Top of DATASET EXCERPTS

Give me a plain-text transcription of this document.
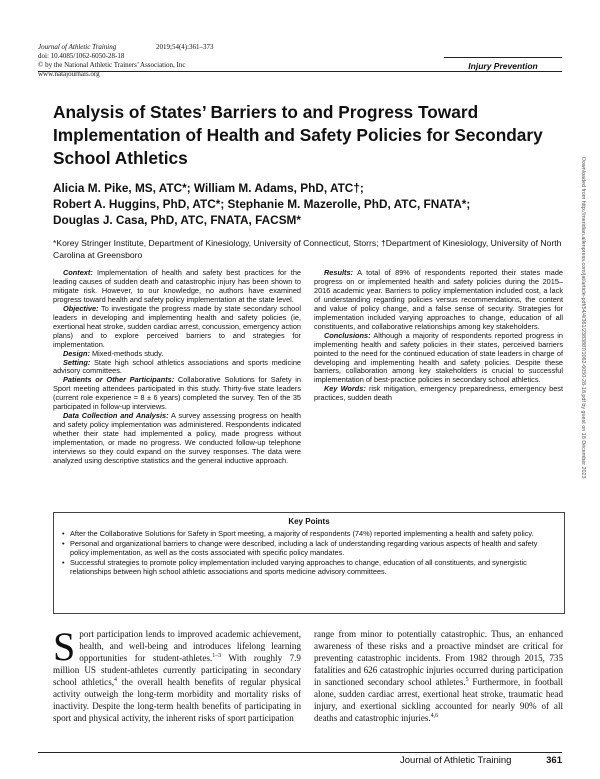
Journal of Athletic Training	2019;54(4):361–373
doi: 10.4085/1062-6050-28-18
© by the National Athletic Trainers’ Association, Inc
www.natajournals.org
Injury Prevention
Analysis of States’ Barriers to and Progress Toward Implementation of Health and Safety Policies for Secondary School Athletics
Alicia M. Pike, MS, ATC*; William M. Adams, PhD, ATC†;
Robert A. Huggins, PhD, ATC*; Stephanie M. Mazerolle, PhD, ATC, FNATA*;
Douglas J. Casa, PhD, ATC, FNATA, FACSM*
*Korey Stringer Institute, Department of Kinesiology, University of Connecticut, Storrs; †Department of Kinesiology, University of North Carolina at Greensboro

Context: Implementation of health and safety best practices for the leading causes of sudden death and catastrophic injury has been shown to mitigate risk. However, to our knowledge, no authors have examined progress toward health and safety policy implementation at the state level.

Objective: To investigate the progress made by state secondary school leaders in developing and implementing health and safety policies (ie, exertional heat stroke, sudden cardiac arrest, concussion, emergency action plans) and to explore perceived barriers to and strategies for implementation.

Design: Mixed-methods study.

Setting: State high school athletics associations and sports medicine advisory committees.

Patients or Other Participants: Collaborative Solutions for Safety in Sport meeting attendees participated in this study. Thirty-five state leaders (current role experience = 8 ± 6 years) completed the survey. Ten of the 35 participated in follow-up interviews.

Data Collection and Analysis: A survey assessing progress on health and safety policy implementation was administered. Respondents indicated whether their state had implemented a policy, made progress without implementation, or made no progress. We conducted follow-up telephone interviews so they could expand on the survey responses. The data were analyzed using descriptive statistics and the general inductive approach.

Results: A total of 89% of respondents reported their states made progress on or implemented health and safety policies during the 2015–2016 academic year. Barriers to policy implementation included cost, a lack of understanding regarding policies versus recommendations, the content and value of policy change, and a false sense of security. Strategies for implementation included varying approaches to change, education of all constituents, and collaborative relationships among key stakeholders.

Conclusions: Although a majority of respondents reported progress in implementing health and safety policies in their states, perceived barriers pointed to the need for the continued education of state leaders in charge of developing and implementing health and safety policies. Despite these barriers, collaboration among key stakeholders is crucial to successful implementation of best-practice policies in secondary school athletics.

Key Words: risk mitigation, emergency preparedness, emergency best practices, sudden death

Key Points
• After the Collaborative Solutions for Safety in Sport meeting, a majority of respondents (74%) reported implementing a health and safety policy.
• Personal and organizational barriers to change were described, including a lack of understanding regarding various aspects of health and safety policy implementation, as well as the costs associated with specific policy mandates.
• Successful strategies to promote policy implementation included varying approaches to change, education of all constituents, and synergistic relationships between high school athletic associations and sports medicine advisory committees.
Sport participation lends to improved academic achievement, health, and well-being and introduces lifelong learning opportunities for student-athletes.$^{1-3}$ With roughly 7.9 million US student-athletes currently participating in secondary school athletics,$^4$ the overall health benefits of regular physical activity outweigh the long-term morbidity and mortality risks of inactivity. Despite the long-term health benefits of participating in sport and physical activity, the inherent risks of sport participation
range from minor to potentially catastrophic. Thus, an enhanced awareness of these risks and a proactive mindset are critical for preventing catastrophic incidents. From 1982 through 2015, 735 fatalities and 626 catastrophic injuries occurred during participation in sanctioned secondary school athletes.$^5$ Furthermore, in football alone, sudden cardiac arrest, exertional heat stroke, traumatic head injury, and exertional sickling accounted for nearly 90% of all deaths and catastrophic injuries.$^{4,6}$
Journal of Athletic Training	361
Downloaded from http://meridian.allenpress.com/jat/article-pdf/54/4/361/2383887/1062-6050-28-18.pdf by guest on 18 December 2023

Bottom of DATASET EXCERPTS

__WHAT NEEDS TO BE DONE__. Nothing but the pictures is to be left out; the rest of the listing should be copied exactly.

__ANSWER BELOW__.
Give me a plain-text transcription of this document.
Journal of Athletic Training	2019;54(4):361–373
doi: 10.4085/1062-6050-28-18
© by the National Athletic Trainers’ Association, Inc
www.natajournals.org
Injury Prevention
Analysis of States’ Barriers to and Progress Toward Implementation of Health and Safety Policies for Secondary School Athletics
Alicia M. Pike, MS, ATC*; William M. Adams, PhD, ATC†;
Robert A. Huggins, PhD, ATC*; Stephanie M. Mazerolle, PhD, ATC, FNATA*;
Douglas J. Casa, PhD, ATC, FNATA, FACSM*
*Korey Stringer Institute, Department of Kinesiology, University of Connecticut, Storrs; †Department of Kinesiology, University of North Carolina at Greensboro

Context: Implementation of health and safety best practices for the leading causes of sudden death and catastrophic injury has been shown to mitigate risk. However, to our knowledge, no authors have examined progress toward health and safety policy implementation at the state level.

Objective: To investigate the progress made by state secondary school leaders in developing and implementing health and safety policies (ie, exertional heat stroke, sudden cardiac arrest, concussion, emergency action plans) and to explore perceived barriers to and strategies for implementation.

Design: Mixed-methods study.

Setting: State high school athletics associations and sports medicine advisory committees.

Patients or Other Participants: Collaborative Solutions for Safety in Sport meeting attendees participated in this study. Thirty-five state leaders (current role experience = 8 ± 6 years) completed the survey. Ten of the 35 participated in follow-up interviews.

Data Collection and Analysis: A survey assessing progress on health and safety policy implementation was administered. Respondents indicated whether their state had implemented a policy, made progress without implementation, or made no progress. We conducted follow-up telephone interviews so they could expand on the survey responses. The data were analyzed using descriptive statistics and the general inductive approach.

Results: A total of 89% of respondents reported their states made progress on or implemented health and safety policies during the 2015–2016 academic year. Barriers to policy implementation included cost, a lack of understanding regarding policies versus recommendations, the content and value of policy change, and a false sense of security. Strategies for implementation included varying approaches to change, education of all constituents, and collaborative relationships among key stakeholders.

Conclusions: Although a majority of respondents reported progress in implementing health and safety policies in their states, perceived barriers pointed to the need for the continued education of state leaders in charge of developing and implementing health and safety policies. Despite these barriers, collaboration among key stakeholders is crucial to successful implementation of best-practice policies in secondary school athletics.

Key Words: risk mitigation, emergency preparedness, emergency best practices, sudden death

Key Points
• After the Collaborative Solutions for Safety in Sport meeting, a majority of respondents (74%) reported implementing a health and safety policy.
• Personal and organizational barriers to change were described, including a lack of understanding regarding various aspects of health and safety policy implementation, as well as the costs associated with specific policy mandates.
• Successful strategies to promote policy implementation included varying approaches to change, education of all constituents, and synergistic relationships between high school athletic associations and sports medicine advisory committees.
Sport participation lends to improved academic achievement, health, and well-being and introduces lifelong learning opportunities for student-athletes.$^{1-3}$ With roughly 7.9 million US student-athletes currently participating in secondary school athletics,$^4$ the overall health benefits of regular physical activity outweigh the long-term morbidity and mortality risks of inactivity. Despite the long-term health benefits of participating in sport and physical activity, the inherent risks of sport participation
range from minor to potentially catastrophic. Thus, an enhanced awareness of these risks and a proactive mindset are critical for preventing catastrophic incidents. From 1982 through 2015, 735 fatalities and 626 catastrophic injuries occurred during participation in sanctioned secondary school athletes.$^5$ Furthermore, in football alone, sudden cardiac arrest, exertional heat stroke, traumatic head injury, and exertional sickling accounted for nearly 90% of all deaths and catastrophic injuries.$^{4,6}$
Journal of Athletic Training	361
Downloaded from http://meridian.allenpress.com/jat/article-pdf/54/4/361/2383887/1062-6050-28-18.pdf by guest on 18 December 2023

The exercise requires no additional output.